Entries with figure data
▼▼▼
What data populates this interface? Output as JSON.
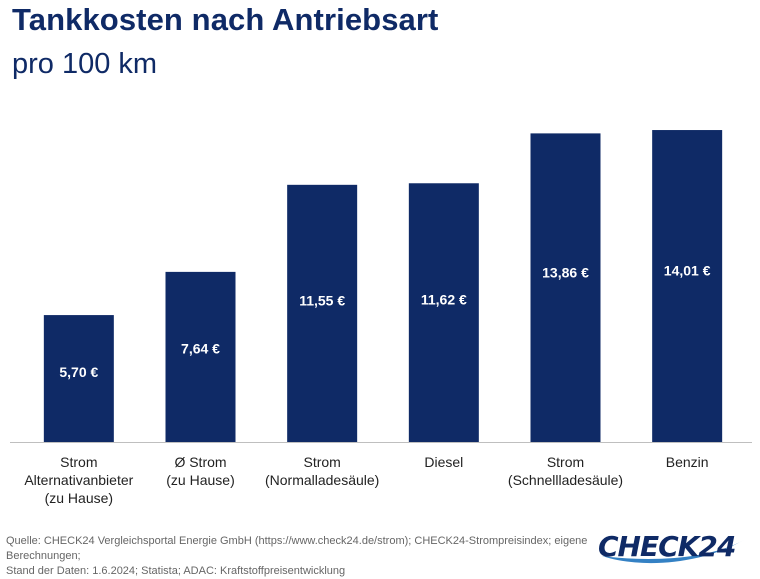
{
  "header": {
    "title": "Tankkosten nach Antriebsart",
    "subtitle": "pro 100 km"
  },
  "footer": {
    "source_line1": "Quelle: CHECK24 Vergleichsportal Energie GmbH (https://www.check24.de/strom); CHECK24-Strompreisindex; eigene Berechnungen;",
    "source_line2": "Stand der Daten: 1.6.2024; Statista; ADAC: Kraftstoffpreisentwicklung",
    "logo_text": "CHECK24"
  },
  "colors": {
    "bar": "#0f2a66",
    "bar_label": "#ffffff",
    "axis": "#bfbfbf",
    "category_text": "#222222",
    "logo_swoosh": "#1e73be"
  },
  "chart_data": {
    "type": "bar",
    "title": "Tankkosten nach Antriebsart",
    "subtitle": "pro 100 km",
    "xlabel": "",
    "ylabel": "",
    "ylim": [
      0,
      15.0
    ],
    "grid": false,
    "legend": "none",
    "categories": [
      [
        "Strom",
        "Alternativanbieter",
        "(zu Hause)"
      ],
      [
        "Ø Strom",
        "(zu Hause)"
      ],
      [
        "Strom",
        "(Normalladesäule)"
      ],
      [
        "Diesel"
      ],
      [
        "Strom",
        "(Schnellladesäule)"
      ],
      [
        "Benzin"
      ]
    ],
    "values": [
      5.7,
      7.64,
      11.55,
      11.62,
      13.86,
      14.01
    ],
    "data_labels": [
      "5,70 €",
      "7,64 €",
      "11,55 €",
      "11,62 €",
      "13,86 €",
      "14,01 €"
    ]
  }
}
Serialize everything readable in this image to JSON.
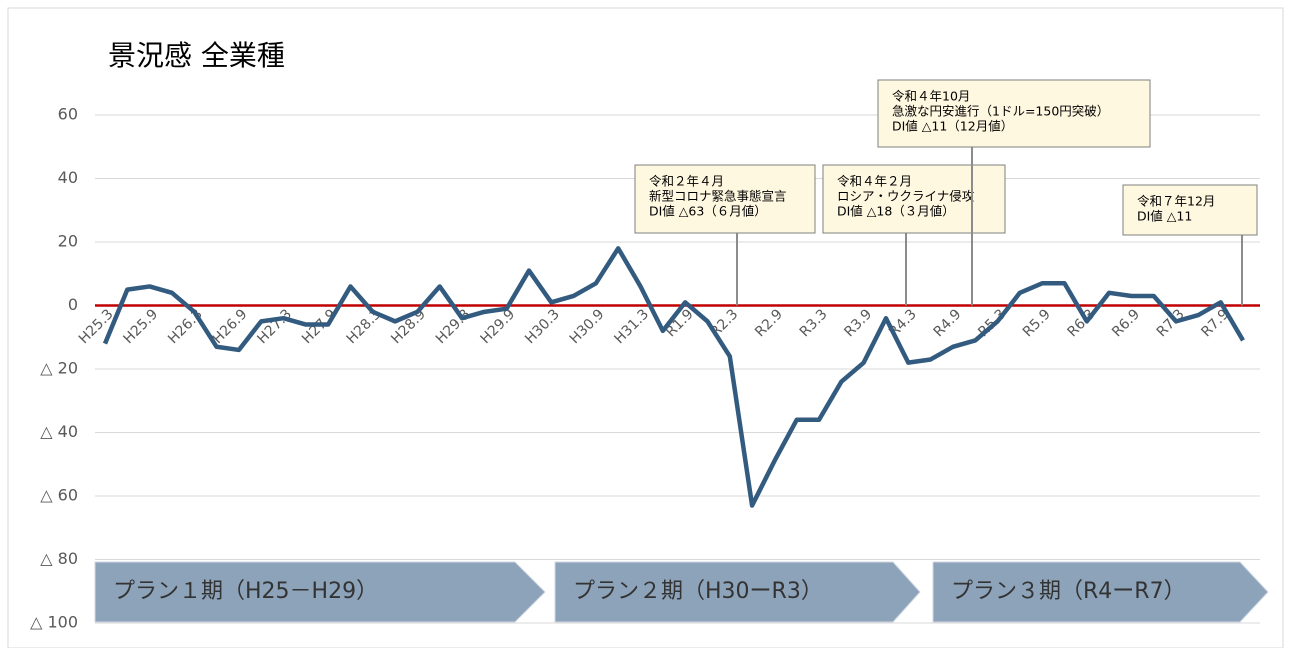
{
  "chart_data": {
    "type": "line",
    "title": "景況感 全業種",
    "categories": [
      "H25.3",
      null,
      "H25.9",
      null,
      "H26.3",
      null,
      "H26.9",
      null,
      "H27.3",
      null,
      "H27.9",
      null,
      "H28.3",
      null,
      "H28.9",
      null,
      "H29.3",
      null,
      "H29.9",
      null,
      "H30.3",
      null,
      "H30.9",
      null,
      "H31.3",
      null,
      "R1.9",
      null,
      "R2.3",
      null,
      "R2.9",
      null,
      "R3.3",
      null,
      "R3.9",
      null,
      "R4.3",
      null,
      "R4.9",
      null,
      "R5.3",
      null,
      "R5.9",
      null,
      "R6.3",
      null,
      "R6.9",
      null,
      "R7.3",
      null,
      "R7.9",
      null
    ],
    "series": [
      {
        "name": "全業種",
        "color": "#335b80",
        "values": [
          -12,
          5,
          6,
          4,
          -2,
          -13,
          -14,
          -5,
          -4,
          -6,
          -6,
          6,
          -2,
          -5,
          -2,
          6,
          -4,
          -2,
          -1,
          11,
          1,
          3,
          7,
          18,
          6,
          -8,
          1,
          -5,
          -16,
          -63,
          -49,
          -36,
          -36,
          -24,
          -18,
          -4,
          -18,
          -17,
          -13,
          -11,
          -5,
          4,
          7,
          7,
          -5,
          4,
          3,
          3,
          -5,
          -3,
          1,
          -11
        ]
      }
    ],
    "ylim": [
      -100,
      60
    ],
    "yticks": [
      {
        "value": -100,
        "label": "△ 100"
      },
      {
        "value": -80,
        "label": "△ 80"
      },
      {
        "value": -60,
        "label": "△ 60"
      },
      {
        "value": -40,
        "label": "△ 40"
      },
      {
        "value": -20,
        "label": "△ 20"
      },
      0,
      20,
      40,
      60
    ],
    "grid": true,
    "annotations": [
      {
        "lines": [
          "令和２年４月",
          "新型コロナ緊急事態宣言",
          "DI値 △63（６月値）"
        ]
      },
      {
        "lines": [
          "令和４年２月",
          "ロシア・ウクライナ侵攻",
          "DI値 △18（３月値）"
        ]
      },
      {
        "lines": [
          "令和４年10月",
          "急激な円安進行（1ドル=150円突破）",
          "DI値 △11（12月値）"
        ]
      },
      {
        "lines": [
          "令和７年12月",
          "DI値 △11"
        ]
      }
    ],
    "phases": [
      "プラン１期（H25－H29）",
      "プラン２期（H30ーR3）",
      "プラン３期（R4ーR7）"
    ]
  }
}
▲▲▲
> **GOAL**:
Copy the material exactly. Do not include the pictures.

> **PROBLEM SOLUTION**:
What data populates this interface? Output as JSON.
{
  "header": {
    "title": "Tankkosten nach Antriebsart",
    "subtitle": "pro 100 km"
  },
  "footer": {
    "source_line1": "Quelle: CHECK24 Vergleichsportal Energie GmbH (https://www.check24.de/strom); CHECK24-Strompreisindex; eigene Berechnungen;",
    "source_line2": "Stand der Daten: 1.6.2024; Statista; ADAC: Kraftstoffpreisentwicklung",
    "logo_text": "CHECK24"
  },
  "colors": {
    "bar": "#0f2a66",
    "bar_label": "#ffffff",
    "axis": "#bfbfbf",
    "category_text": "#222222",
    "logo_swoosh": "#1e73be"
  },
  "chart_data": {
    "type": "bar",
    "title": "Tankkosten nach Antriebsart",
    "subtitle": "pro 100 km",
    "xlabel": "",
    "ylabel": "",
    "ylim": [
      0,
      15.0
    ],
    "grid": false,
    "legend": "none",
    "categories": [
      [
        "Strom",
        "Alternativanbieter",
        "(zu Hause)"
      ],
      [
        "Ø Strom",
        "(zu Hause)"
      ],
      [
        "Strom",
        "(Normalladesäule)"
      ],
      [
        "Diesel"
      ],
      [
        "Strom",
        "(Schnellladesäule)"
      ],
      [
        "Benzin"
      ]
    ],
    "values": [
      5.7,
      7.64,
      11.55,
      11.62,
      13.86,
      14.01
    ],
    "data_labels": [
      "5,70 €",
      "7,64 €",
      "11,55 €",
      "11,62 €",
      "13,86 €",
      "14,01 €"
    ]
  }
}
Serialize everything readable in this image to JSON.
{
  "chart_data": {
    "type": "line",
    "title": "景況感 全業種",
    "categories": [
      "H25.3",
      null,
      "H25.9",
      null,
      "H26.3",
      null,
      "H26.9",
      null,
      "H27.3",
      null,
      "H27.9",
      null,
      "H28.3",
      null,
      "H28.9",
      null,
      "H29.3",
      null,
      "H29.9",
      null,
      "H30.3",
      null,
      "H30.9",
      null,
      "H31.3",
      null,
      "R1.9",
      null,
      "R2.3",
      null,
      "R2.9",
      null,
      "R3.3",
      null,
      "R3.9",
      null,
      "R4.3",
      null,
      "R4.9",
      null,
      "R5.3",
      null,
      "R5.9",
      null,
      "R6.3",
      null,
      "R6.9",
      null,
      "R7.3",
      null,
      "R7.9",
      null
    ],
    "series": [
      {
        "name": "全業種",
        "color": "#335b80",
        "values": [
          -12,
          5,
          6,
          4,
          -2,
          -13,
          -14,
          -5,
          -4,
          -6,
          -6,
          6,
          -2,
          -5,
          -2,
          6,
          -4,
          -2,
          -1,
          11,
          1,
          3,
          7,
          18,
          6,
          -8,
          1,
          -5,
          -16,
          -63,
          -49,
          -36,
          -36,
          -24,
          -18,
          -4,
          -18,
          -17,
          -13,
          -11,
          -5,
          4,
          7,
          7,
          -5,
          4,
          3,
          3,
          -5,
          -3,
          1,
          -11
        ]
      }
    ],
    "ylim": [
      -100,
      60
    ],
    "yticks": [
      {
        "value": -100,
        "label": "△ 100"
      },
      {
        "value": -80,
        "label": "△ 80"
      },
      {
        "value": -60,
        "label": "△ 60"
      },
      {
        "value": -40,
        "label": "△ 40"
      },
      {
        "value": -20,
        "label": "△ 20"
      },
      0,
      20,
      40,
      60
    ],
    "grid": true,
    "annotations": [
      {
        "lines": [
          "令和２年４月",
          "新型コロナ緊急事態宣言",
          "DI値 △63（６月値）"
        ]
      },
      {
        "lines": [
          "令和４年２月",
          "ロシア・ウクライナ侵攻",
          "DI値 △18（３月値）"
        ]
      },
      {
        "lines": [
          "令和４年10月",
          "急激な円安進行（1ドル=150円突破）",
          "DI値 △11（12月値）"
        ]
      },
      {
        "lines": [
          "令和７年12月",
          "DI値 △11"
        ]
      }
    ],
    "phases": [
      "プラン１期（H25－H29）",
      "プラン２期（H30ーR3）",
      "プラン３期（R4ーR7）"
    ]
  }
}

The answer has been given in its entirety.